**** DATA EXTRACT

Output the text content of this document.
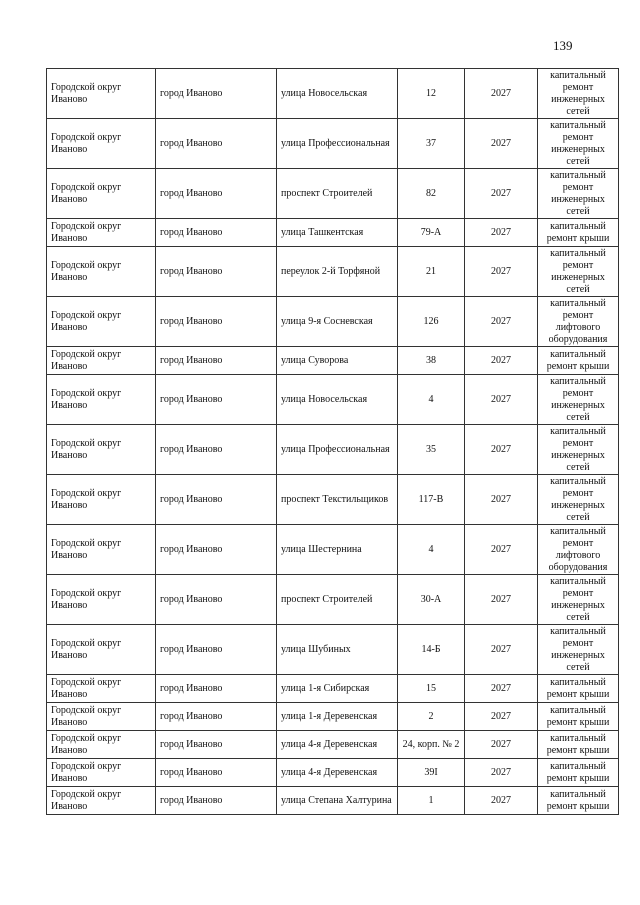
139
Городской округ Иваново	город Иваново	улица Новосельская	12	2027	капитальный ремонт инженерных сетей
Городской округ Иваново	город Иваново	улица Профессиональная	37	2027	капитальный ремонт инженерных сетей
Городской округ Иваново	город Иваново	проспект Строителей	82	2027	капитальный ремонт инженерных сетей
Городской округ Иваново	город Иваново	улица Ташкентская	79-А	2027	капитальный ремонт крыши
Городской округ Иваново	город Иваново	переулок 2-й Торфяной	21	2027	капитальный ремонт инженерных сетей
Городской округ Иваново	город Иваново	улица 9-я Сосневская	126	2027	капитальный ремонт лифтового оборудования
Городской округ Иваново	город Иваново	улица Суворова	38	2027	капитальный ремонт крыши
Городской округ Иваново	город Иваново	улица Новосельская	4	2027	капитальный ремонт инженерных сетей
Городской округ Иваново	город Иваново	улица Профессиональная	35	2027	капитальный ремонт инженерных сетей
Городской округ Иваново	город Иваново	проспект Текстильщиков	117-В	2027	капитальный ремонт инженерных сетей
Городской округ Иваново	город Иваново	улица Шестернина	4	2027	капитальный ремонт лифтового оборудования
Городской округ Иваново	город Иваново	проспект Строителей	30-А	2027	капитальный ремонт инженерных сетей
Городской округ Иваново	город Иваново	улица Шубиных	14-Б	2027	капитальный ремонт инженерных сетей
Городской округ Иваново	город Иваново	улица 1-я Сибирская	15	2027	капитальный ремонт крыши
Городской округ Иваново	город Иваново	улица 1-я Деревенская	2	2027	капитальный ремонт крыши
Городской округ Иваново	город Иваново	улица 4-я Деревенская	24, корп. № 2	2027	капитальный ремонт крыши
Городской округ Иваново	город Иваново	улица 4-я Деревенская	39I	2027	капитальный ремонт крыши
Городской округ Иваново	город Иваново	улица Степана Халтурина	1	2027	капитальный ремонт крыши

********

* REQUEST *
Find the string "Профессиональная" in the listing and return every line that holds it.

* EXERCISE SOLUTION *
Городской округ Иваново	город Иваново	улица Профессиональная	37	2027	капитальный ремонт инженерных сетей
Городской округ Иваново	город Иваново	улица Профессиональная	35	2027	капитальный ремонт инженерных сетей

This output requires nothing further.